**** The data ****

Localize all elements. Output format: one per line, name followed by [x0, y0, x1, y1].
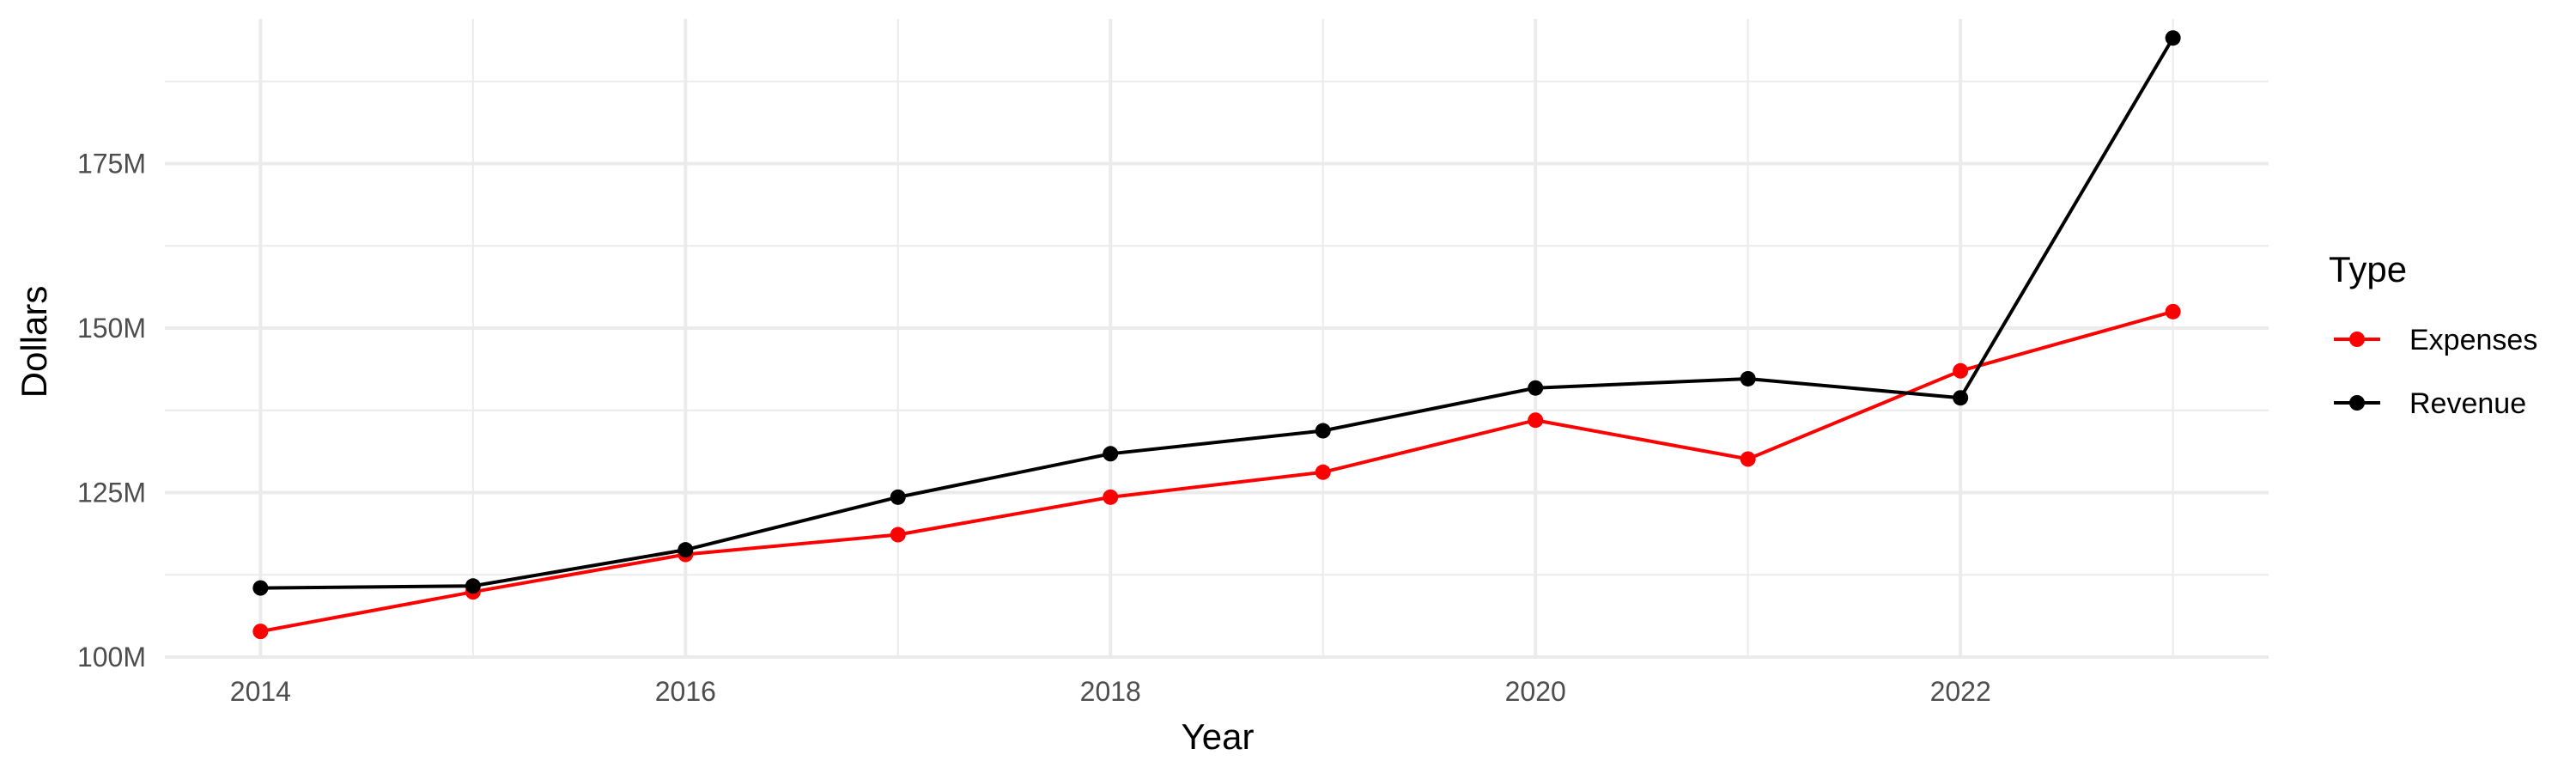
legend-items: Expenses Revenue [2334, 324, 2537, 420]
data-point-revenue [252, 580, 269, 596]
x-axis-title: Year [1182, 716, 1255, 757]
x-tick-label: 2020 [1505, 676, 1566, 707]
data-point-expenses [1740, 451, 1756, 467]
data-point-revenue [677, 542, 694, 558]
data-point-expenses [1953, 362, 1969, 379]
data-point-revenue [1953, 390, 1969, 406]
legend-title: Type [2329, 249, 2407, 289]
grid [165, 19, 2269, 659]
x-tick-label: 2016 [655, 676, 716, 707]
x-tick-label: 2014 [230, 676, 291, 707]
data-point-expenses [890, 526, 906, 543]
y-tick-label: 125M [77, 478, 146, 508]
legend: Type Expenses Revenue [2329, 249, 2537, 420]
x-tick-label: 2018 [1080, 676, 1141, 707]
series-line-expenses [259, 309, 2174, 634]
data-point-revenue [2165, 30, 2181, 46]
data-point-expenses [252, 624, 269, 640]
series-line-revenue [260, 37, 2175, 590]
legend-label-revenue: Revenue [2409, 387, 2526, 420]
data-point-expenses [1528, 412, 1544, 429]
legend-label-expenses: Expenses [2409, 324, 2537, 356]
y-tick-label: 175M [77, 149, 146, 180]
data-point-expenses [1103, 489, 1119, 505]
y-tick-label: 100M [77, 642, 146, 673]
y-tick-label: 150M [77, 313, 146, 344]
data-point-revenue [1528, 380, 1544, 396]
data-point-expenses [2165, 303, 2181, 320]
legend-key-point [2349, 332, 2365, 347]
data-point-revenue [890, 489, 906, 505]
data-point-revenue [1740, 370, 1756, 386]
y-axis-title: Dollars [14, 286, 54, 399]
series [252, 30, 2181, 640]
data-point-revenue [1103, 446, 1119, 462]
data-point-expenses [1315, 464, 1331, 480]
legend-key-point [2349, 395, 2365, 411]
x-tick-label: 2022 [1930, 676, 1991, 707]
axes: 100M 125M 150M 175M 2014 2016 2018 2020 2022 [77, 149, 1991, 707]
data-point-revenue [465, 578, 481, 594]
data-point-revenue [1315, 423, 1331, 439]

****

=== Exercise objective ===
Transcribe every line of the entries above without changing a character, and leave out the pictures.

=== Solved exercise ===
Localize all elements. Output format: one per line, name followed by [x0, y0, x1, y1].
legend-items: Expenses Revenue [2334, 324, 2537, 420]
data-point-revenue [252, 580, 269, 596]
x-axis-title: Year [1182, 716, 1255, 757]
x-tick-label: 2020 [1505, 676, 1566, 707]
data-point-expenses [1740, 451, 1756, 467]
data-point-revenue [677, 542, 694, 558]
data-point-expenses [1953, 362, 1969, 379]
data-point-revenue [1953, 390, 1969, 406]
legend-title: Type [2329, 249, 2407, 289]
grid [165, 19, 2269, 659]
x-tick-label: 2016 [655, 676, 716, 707]
x-tick-label: 2014 [230, 676, 291, 707]
data-point-expenses [890, 526, 906, 543]
y-tick-label: 125M [77, 478, 146, 508]
legend: Type Expenses Revenue [2329, 249, 2537, 420]
x-tick-label: 2018 [1080, 676, 1141, 707]
series-line-expenses [259, 309, 2174, 634]
data-point-revenue [2165, 30, 2181, 46]
data-point-expenses [252, 624, 269, 640]
series-line-revenue [260, 37, 2175, 590]
legend-label-revenue: Revenue [2409, 387, 2526, 420]
data-point-expenses [1528, 412, 1544, 429]
legend-label-expenses: Expenses [2409, 324, 2537, 356]
y-tick-label: 175M [77, 149, 146, 180]
data-point-expenses [1103, 489, 1119, 505]
y-tick-label: 100M [77, 642, 146, 673]
y-tick-label: 150M [77, 313, 146, 344]
data-point-revenue [1528, 380, 1544, 396]
data-point-expenses [2165, 303, 2181, 320]
legend-key-point [2349, 332, 2365, 347]
data-point-revenue [890, 489, 906, 505]
data-point-revenue [1740, 370, 1756, 386]
y-axis-title: Dollars [14, 286, 54, 399]
series [252, 30, 2181, 640]
data-point-revenue [1103, 446, 1119, 462]
data-point-expenses [1315, 464, 1331, 480]
legend-key-point [2349, 395, 2365, 411]
x-tick-label: 2022 [1930, 676, 1991, 707]
axes: 100M 125M 150M 175M 2014 2016 2018 2020 2022 [77, 149, 1991, 707]
data-point-revenue [465, 578, 481, 594]
data-point-revenue [1315, 423, 1331, 439]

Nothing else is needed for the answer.